> **Directive**: Look for "gmail" in each line of the entries, and return the matching lines.

* Begin *

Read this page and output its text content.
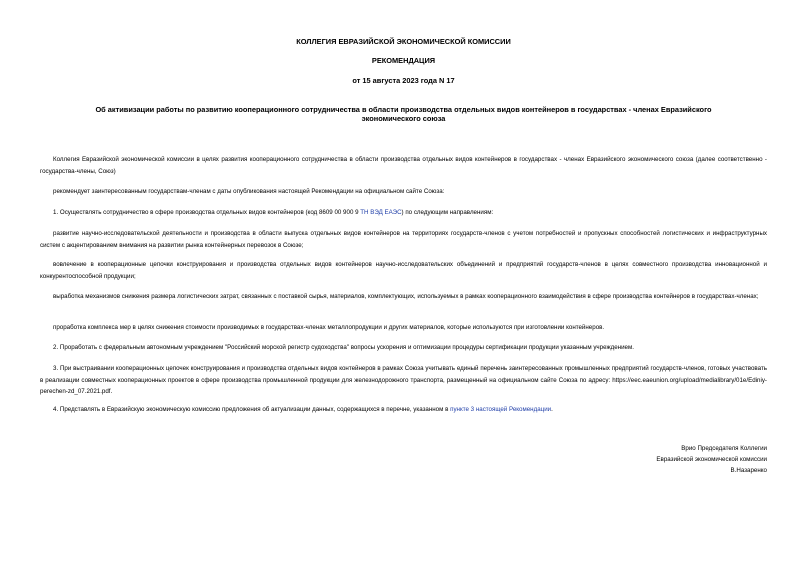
КОЛЛЕГИЯ ЕВРАЗИЙСКОЙ ЭКОНОМИЧЕСКОЙ КОМИССИИ
РЕКОМЕНДАЦИЯ
от 15 августа 2023 года N 17
Об активизации работы по развитию кооперационного сотрудничества в области производства отдельных видов контейнеров в государствах - членах Евразийского экономического союза

Коллегия Евразийской экономической комиссии в целях развития кооперационного сотрудничества в области производства отдельных видов контейнеров в государствах - членах Евразийского экономического союза (далее соответственно - государства-члены, Союз)

рекомендует заинтересованным государствам-членам с даты опубликования настоящей Рекомендации на официальном сайте Союза:

1. Осуществлять сотрудничество в сфере производства отдельных видов контейнеров (код 8609 00 900 9 ТН ВЭД ЕАЭС) по следующим направлениям:

развитие научно-исследовательской деятельности и производства в области выпуска отдельных видов контейнеров на территориях государств-членов с учетом потребностей и пропускных способностей логистических и инфраструктурных систем с акцентированием внимания на развитии рынка контейнерных перевозок в Союзе;

вовлечение в кооперационные цепочки конструирования и производства отдельных видов контейнеров научно-исследовательских объединений и предприятий государств-членов в целях совместного производства инновационной и конкурентоспособной продукции;

выработка механизмов снижения размера логистических затрат, связанных с поставкой сырья, материалов, комплектующих, используемых в рамках кооперационного взаимодействия в сфере производства контейнеров в государствах-членах;

проработка комплекса мер в целях снижения стоимости производимых в государствах-членах металлопродукции и других материалов, которые используются при изготовлении контейнеров.

2. Проработать с федеральным автономным учреждением "Российский морской регистр судоходства" вопросы ускорения и оптимизации процедуры сертификации продукции указанным учреждением.

3. При выстраивании кооперационных цепочек конструирования и производства отдельных видов контейнеров в рамках Союза учитывать единый перечень заинтересованных промышленных предприятий государств-членов, готовых участвовать в реализации совместных кооперационных проектов в сфере производства промышленной продукции для железнодорожного транспорта, размещенный на официальном сайте Союза по адресу: https://eec.eaeunion.org/upload/medialibrary/01e/Ediniy-perechen-zd_07.2021.pdf.

4. Представлять в Евразийскую экономическую комиссию предложения об актуализации данных, содержащихся в перечне, указанном в пункте 3 настоящей Рекомендации.

Врио Председателя Коллегии
Евразийской экономической комиссии
В.Назаренко
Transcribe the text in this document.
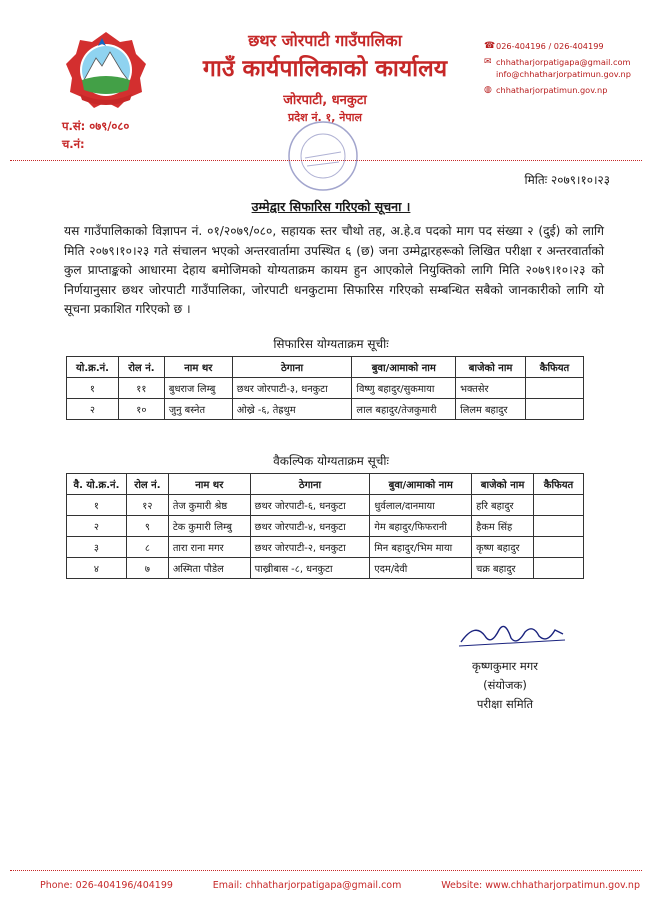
छथर जोरपाटी गाउँपालिका
गाउँ कार्यपालिकाको कार्यालय
जोरपाटी, धनकुटा
प्रदेश नं. १, नेपाल
☎ 026-404196 / 026-404199
✉ chhatharjorpatigapa@gmail.com
info@chhatharjorpatimun.gov.np
◍ chhatharjorpatimun.gov.np
प.सं: ०७९/०८०
च.नं:
मितिः २०७९।१०।२३
उम्मेद्वार सिफारिस गरिएको सूचना ।

यस गाउँपालिकाको विज्ञापन नं. ०१/२०७९/०८०, सहायक स्तर चौथो तह, अ.हे.व पदको माग पद संख्या २ (दुई) को लागि मिति २०७९।१०।२३ गते संचालन भएको अन्तरवार्तामा उपस्थित ६ (छ) जना उम्मेद्वारहरूको लिखित परीक्षा र अन्तरवार्ताको कुल प्राप्ताङ्कको आधारमा देहाय बमोजिमको योग्यताक्रम कायम हुन आएकोले नियुक्तिको लागि मिति २०७९।१०।२३ को निर्णयानुसार छथर जोरपाटी गाउँपालिका, जोरपाटी धनकुटामा सिफारिस गरिएको सम्बन्धित सबैको जानकारीको लागि यो सूचना प्रकाशित गरिएको छ ।

सिफारिस योग्यताक्रम सूचीः
यो.क्र.नं.	रोल नं.	नाम थर	ठेगाना	बुवा/आमाको नाम	बाजेको नाम	कैफियत
१	११	बुधराज लिम्बु	छथर जोरपाटी-३, धनकुटा	विष्णु बहादुर/सुकमाया	भक्तसेर	
२	१०	जुनु बस्नेत	ओख्रे -६, तेह्रथुम	लाल बहादुर/तेजकुमारी	लिलम बहादुर	
वैकल्पिक योग्यताक्रम सूचीः
वै. यो.क्र.नं.	रोल नं.	नाम थर	ठेगाना	बुवा/आमाको नाम	बाजेको नाम	कैफियत
१	१२	तेज कुमारी श्रेष्ठ	छथर जोरपाटी-६, धनकुटा	धुर्वलाल/दानमाया	हरि बहादुर	
२	९	टेक कुमारी लिम्बु	छथर जोरपाटी-४, धनकुटा	गेम बहादुर/फिफरानी	हैकम सिंह	
३	८	तारा राना मगर	छथर जोरपाटी-२, धनकुटा	मिन बहादुर/भिम माया	कृष्ण बहादुर	
४	७	अस्मिता पौडेल	पाख्रीबास -८, धनकुटा	एदम/देवी	चक्र बहादुर	
कृष्णकुमार मगर
(संयोजक)
परीक्षा समिति
Phone: 026-404196/404199	Email: chhatharjorpatigapa@gmail.com	Website: www.chhatharjorpatimun.gov.np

* End *

> **Result for this task**:
✉ chhatharjorpatigapa@gmail.com
Phone: 026-404196/404199	Email: chhatharjorpatigapa@gmail.com	Website: www.chhatharjorpatimun.gov.np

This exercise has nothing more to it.